Data entries for graphics:
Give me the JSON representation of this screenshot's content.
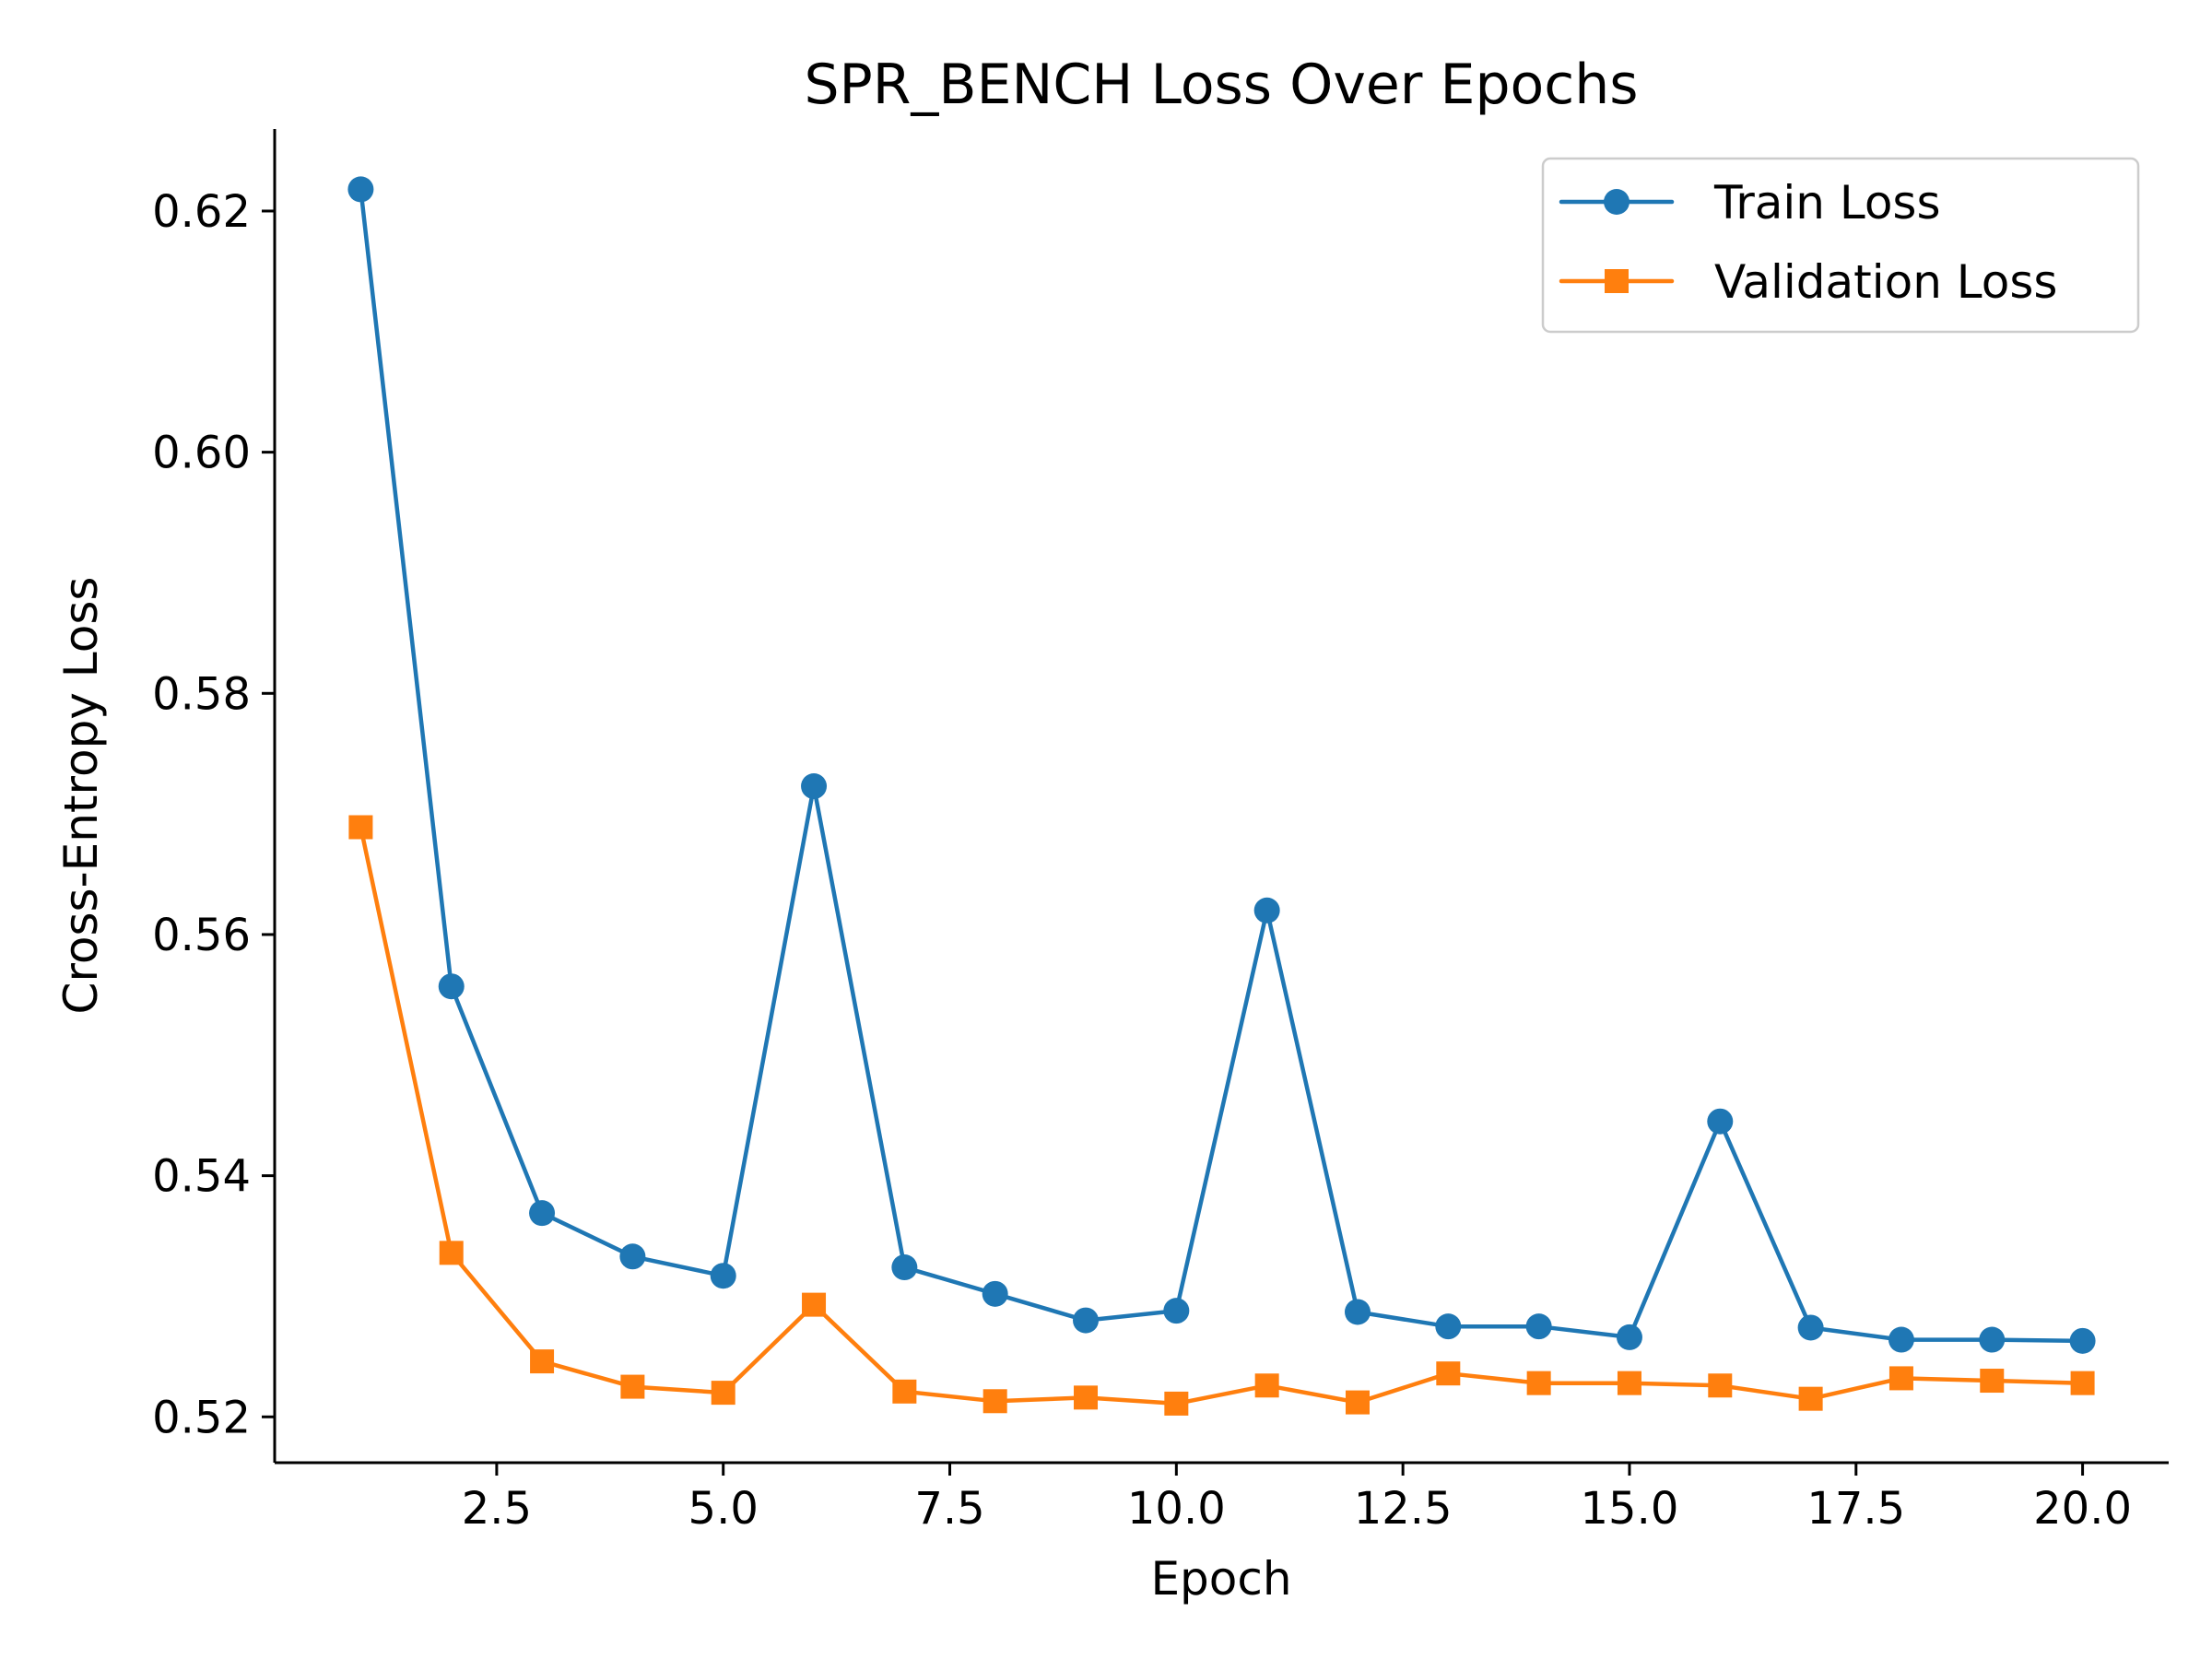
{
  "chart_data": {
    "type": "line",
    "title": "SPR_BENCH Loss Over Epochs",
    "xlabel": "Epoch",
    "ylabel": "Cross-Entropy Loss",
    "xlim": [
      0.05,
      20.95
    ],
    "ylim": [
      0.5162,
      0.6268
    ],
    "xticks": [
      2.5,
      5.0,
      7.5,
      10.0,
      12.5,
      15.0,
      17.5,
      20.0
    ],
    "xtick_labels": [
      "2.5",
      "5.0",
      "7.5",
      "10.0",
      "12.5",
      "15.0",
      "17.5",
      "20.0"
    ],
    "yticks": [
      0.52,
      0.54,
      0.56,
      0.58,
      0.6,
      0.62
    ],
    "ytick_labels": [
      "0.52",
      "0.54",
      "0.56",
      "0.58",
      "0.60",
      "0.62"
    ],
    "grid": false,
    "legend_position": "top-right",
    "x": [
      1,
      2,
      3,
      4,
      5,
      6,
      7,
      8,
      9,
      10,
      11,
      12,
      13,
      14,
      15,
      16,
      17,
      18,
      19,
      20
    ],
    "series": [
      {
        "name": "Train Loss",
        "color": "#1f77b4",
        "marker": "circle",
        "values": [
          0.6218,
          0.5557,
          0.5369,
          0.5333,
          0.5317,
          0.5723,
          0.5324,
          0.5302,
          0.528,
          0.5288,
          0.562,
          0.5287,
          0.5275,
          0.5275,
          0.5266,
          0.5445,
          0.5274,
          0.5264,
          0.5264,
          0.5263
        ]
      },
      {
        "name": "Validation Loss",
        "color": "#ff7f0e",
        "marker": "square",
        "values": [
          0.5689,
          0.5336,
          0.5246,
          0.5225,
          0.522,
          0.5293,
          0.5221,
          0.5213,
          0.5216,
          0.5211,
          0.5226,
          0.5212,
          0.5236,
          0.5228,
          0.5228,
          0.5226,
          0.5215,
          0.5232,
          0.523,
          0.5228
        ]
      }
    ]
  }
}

- Given exercise -
What you return should match the records above word for word, minus the pictures.

- Solution to the problem -
Give me the JSON representation of this screenshot's content.
{
  "chart_data": {
    "type": "line",
    "title": "SPR_BENCH Loss Over Epochs",
    "xlabel": "Epoch",
    "ylabel": "Cross-Entropy Loss",
    "xlim": [
      0.05,
      20.95
    ],
    "ylim": [
      0.5162,
      0.6268
    ],
    "xticks": [
      2.5,
      5.0,
      7.5,
      10.0,
      12.5,
      15.0,
      17.5,
      20.0
    ],
    "xtick_labels": [
      "2.5",
      "5.0",
      "7.5",
      "10.0",
      "12.5",
      "15.0",
      "17.5",
      "20.0"
    ],
    "yticks": [
      0.52,
      0.54,
      0.56,
      0.58,
      0.6,
      0.62
    ],
    "ytick_labels": [
      "0.52",
      "0.54",
      "0.56",
      "0.58",
      "0.60",
      "0.62"
    ],
    "grid": false,
    "legend_position": "top-right",
    "x": [
      1,
      2,
      3,
      4,
      5,
      6,
      7,
      8,
      9,
      10,
      11,
      12,
      13,
      14,
      15,
      16,
      17,
      18,
      19,
      20
    ],
    "series": [
      {
        "name": "Train Loss",
        "color": "#1f77b4",
        "marker": "circle",
        "values": [
          0.6218,
          0.5557,
          0.5369,
          0.5333,
          0.5317,
          0.5723,
          0.5324,
          0.5302,
          0.528,
          0.5288,
          0.562,
          0.5287,
          0.5275,
          0.5275,
          0.5266,
          0.5445,
          0.5274,
          0.5264,
          0.5264,
          0.5263
        ]
      },
      {
        "name": "Validation Loss",
        "color": "#ff7f0e",
        "marker": "square",
        "values": [
          0.5689,
          0.5336,
          0.5246,
          0.5225,
          0.522,
          0.5293,
          0.5221,
          0.5213,
          0.5216,
          0.5211,
          0.5226,
          0.5212,
          0.5236,
          0.5228,
          0.5228,
          0.5226,
          0.5215,
          0.5232,
          0.523,
          0.5228
        ]
      }
    ]
  }
}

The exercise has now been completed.